» DESCRIPTION OF THE TASK
Every line from the line containing "Decode this image" through the final line below is to be repeated exactly; no other line is.

» RECORDS TO PROCESS
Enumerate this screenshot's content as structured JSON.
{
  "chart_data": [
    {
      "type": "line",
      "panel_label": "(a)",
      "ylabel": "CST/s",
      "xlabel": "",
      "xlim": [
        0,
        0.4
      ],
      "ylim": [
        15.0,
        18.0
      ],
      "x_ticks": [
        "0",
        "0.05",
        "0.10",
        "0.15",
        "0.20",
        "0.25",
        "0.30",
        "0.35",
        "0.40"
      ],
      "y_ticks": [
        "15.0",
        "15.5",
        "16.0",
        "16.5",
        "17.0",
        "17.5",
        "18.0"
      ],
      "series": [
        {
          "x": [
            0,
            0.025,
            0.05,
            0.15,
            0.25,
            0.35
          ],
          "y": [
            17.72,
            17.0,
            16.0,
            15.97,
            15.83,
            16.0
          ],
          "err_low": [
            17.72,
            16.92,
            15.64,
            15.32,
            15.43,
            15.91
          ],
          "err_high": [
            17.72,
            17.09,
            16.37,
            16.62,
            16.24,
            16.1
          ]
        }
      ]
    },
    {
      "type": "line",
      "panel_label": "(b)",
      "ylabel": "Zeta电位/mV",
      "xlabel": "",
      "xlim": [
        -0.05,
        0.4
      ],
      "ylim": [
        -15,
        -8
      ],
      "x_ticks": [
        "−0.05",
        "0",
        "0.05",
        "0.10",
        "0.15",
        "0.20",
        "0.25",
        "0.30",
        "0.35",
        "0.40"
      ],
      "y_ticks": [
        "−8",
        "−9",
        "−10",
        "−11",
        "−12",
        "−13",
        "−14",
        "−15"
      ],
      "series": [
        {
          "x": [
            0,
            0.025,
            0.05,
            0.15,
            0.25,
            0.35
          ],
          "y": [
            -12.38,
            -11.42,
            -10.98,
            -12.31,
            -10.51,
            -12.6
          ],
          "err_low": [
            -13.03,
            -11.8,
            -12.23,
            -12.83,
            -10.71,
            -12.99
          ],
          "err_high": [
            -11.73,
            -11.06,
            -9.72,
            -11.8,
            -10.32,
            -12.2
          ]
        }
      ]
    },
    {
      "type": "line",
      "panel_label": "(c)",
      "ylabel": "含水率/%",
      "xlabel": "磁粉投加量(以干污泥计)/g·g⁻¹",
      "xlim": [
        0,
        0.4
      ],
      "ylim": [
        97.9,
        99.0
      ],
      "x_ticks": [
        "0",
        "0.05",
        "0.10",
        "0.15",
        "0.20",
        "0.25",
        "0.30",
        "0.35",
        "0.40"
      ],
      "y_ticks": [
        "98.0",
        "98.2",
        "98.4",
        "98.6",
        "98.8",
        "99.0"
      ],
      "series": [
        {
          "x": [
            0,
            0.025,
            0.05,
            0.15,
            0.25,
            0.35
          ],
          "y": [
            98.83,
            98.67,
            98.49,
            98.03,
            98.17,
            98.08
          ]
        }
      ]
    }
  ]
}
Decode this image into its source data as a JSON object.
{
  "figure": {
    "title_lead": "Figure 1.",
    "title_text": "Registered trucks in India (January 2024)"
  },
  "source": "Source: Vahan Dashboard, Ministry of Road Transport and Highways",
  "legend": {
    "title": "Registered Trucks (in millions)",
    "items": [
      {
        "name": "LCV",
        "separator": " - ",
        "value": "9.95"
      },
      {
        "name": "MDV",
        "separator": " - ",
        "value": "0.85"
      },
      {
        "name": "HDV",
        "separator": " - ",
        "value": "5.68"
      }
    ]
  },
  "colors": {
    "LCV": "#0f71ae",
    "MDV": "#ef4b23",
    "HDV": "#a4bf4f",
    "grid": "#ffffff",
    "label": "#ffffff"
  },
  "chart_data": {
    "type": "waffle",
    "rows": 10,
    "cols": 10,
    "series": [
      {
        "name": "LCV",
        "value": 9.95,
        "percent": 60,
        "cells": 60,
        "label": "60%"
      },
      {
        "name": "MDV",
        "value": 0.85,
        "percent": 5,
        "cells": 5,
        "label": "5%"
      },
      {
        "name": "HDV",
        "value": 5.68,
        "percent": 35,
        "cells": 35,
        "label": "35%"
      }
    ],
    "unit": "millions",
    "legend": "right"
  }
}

» WORKED ANSWER
Decode this image into its source data as a JSON object.
{
  "figure": {
    "title_lead": "Figure 1.",
    "title_text": "Registered trucks in India (January 2024)"
  },
  "source": "Source: Vahan Dashboard, Ministry of Road Transport and Highways",
  "legend": {
    "title": "Registered Trucks (in millions)",
    "items": [
      {
        "name": "LCV",
        "separator": " - ",
        "value": "9.95"
      },
      {
        "name": "MDV",
        "separator": " - ",
        "value": "0.85"
      },
      {
        "name": "HDV",
        "separator": " - ",
        "value": "5.68"
      }
    ]
  },
  "colors": {
    "LCV": "#0f71ae",
    "MDV": "#ef4b23",
    "HDV": "#a4bf4f",
    "grid": "#ffffff",
    "label": "#ffffff"
  },
  "chart_data": {
    "type": "waffle",
    "rows": 10,
    "cols": 10,
    "series": [
      {
        "name": "LCV",
        "value": 9.95,
        "percent": 60,
        "cells": 60,
        "label": "60%"
      },
      {
        "name": "MDV",
        "value": 0.85,
        "percent": 5,
        "cells": 5,
        "label": "5%"
      },
      {
        "name": "HDV",
        "value": 5.68,
        "percent": 35,
        "cells": 35,
        "label": "35%"
      }
    ],
    "unit": "millions",
    "legend": "right"
  }
}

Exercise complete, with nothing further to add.